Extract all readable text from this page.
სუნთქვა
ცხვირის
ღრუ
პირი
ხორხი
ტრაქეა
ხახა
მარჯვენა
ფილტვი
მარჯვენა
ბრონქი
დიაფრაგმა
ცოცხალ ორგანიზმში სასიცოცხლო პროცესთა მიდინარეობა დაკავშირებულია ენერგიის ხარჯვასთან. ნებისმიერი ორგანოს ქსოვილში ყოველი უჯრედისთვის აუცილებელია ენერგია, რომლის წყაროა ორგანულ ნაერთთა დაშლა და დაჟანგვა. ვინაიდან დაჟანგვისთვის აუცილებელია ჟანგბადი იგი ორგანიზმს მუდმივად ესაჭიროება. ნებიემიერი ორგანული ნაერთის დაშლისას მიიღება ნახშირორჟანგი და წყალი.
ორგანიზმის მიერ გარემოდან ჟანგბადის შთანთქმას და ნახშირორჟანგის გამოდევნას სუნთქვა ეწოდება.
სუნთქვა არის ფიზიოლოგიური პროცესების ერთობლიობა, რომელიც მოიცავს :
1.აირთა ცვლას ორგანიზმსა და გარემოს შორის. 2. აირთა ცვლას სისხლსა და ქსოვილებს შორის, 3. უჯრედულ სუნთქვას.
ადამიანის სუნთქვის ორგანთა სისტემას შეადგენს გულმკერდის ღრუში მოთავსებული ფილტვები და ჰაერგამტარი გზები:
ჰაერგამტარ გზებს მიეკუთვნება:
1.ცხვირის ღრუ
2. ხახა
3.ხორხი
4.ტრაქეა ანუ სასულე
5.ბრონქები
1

• • •

> _Given instruction_
Faithfully reproduce all of the records, character for character.

> _Solution to this exercise_
Extract all readable text from this page.
სუნთქვა
ცხვირის
ღრუ
პირი
ხორხი
ტრაქეა
ხახა
მარჯვენა
ფილტვი
მარჯვენა
ბრონქი
დიაფრაგმა
ცოცხალ ორგანიზმში სასიცოცხლო პროცესთა მიდინარეობა დაკავშირებულია ენერგიის ხარჯვასთან. ნებისმიერი ორგანოს ქსოვილში ყოველი უჯრედისთვის აუცილებელია ენერგია, რომლის წყაროა ორგანულ ნაერთთა დაშლა და დაჟანგვა. ვინაიდან დაჟანგვისთვის აუცილებელია ჟანგბადი იგი ორგანიზმს მუდმივად ესაჭიროება. ნებიემიერი ორგანული ნაერთის დაშლისას მიიღება ნახშირორჟანგი და წყალი.
ორგანიზმის მიერ გარემოდან ჟანგბადის შთანთქმას და ნახშირორჟანგის გამოდევნას სუნთქვა ეწოდება.
სუნთქვა არის ფიზიოლოგიური პროცესების ერთობლიობა, რომელიც მოიცავს :
1.აირთა ცვლას ორგანიზმსა და გარემოს შორის. 2. აირთა ცვლას სისხლსა და ქსოვილებს შორის, 3. უჯრედულ სუნთქვას.
ადამიანის სუნთქვის ორგანთა სისტემას შეადგენს გულმკერდის ღრუში მოთავსებული ფილტვები და ჰაერგამტარი გზები:
ჰაერგამტარ გზებს მიეკუთვნება:
1.ცხვირის ღრუ
2. ხახა
3.ხორხი
4.ტრაქეა ანუ სასულე
5.ბრონქები
1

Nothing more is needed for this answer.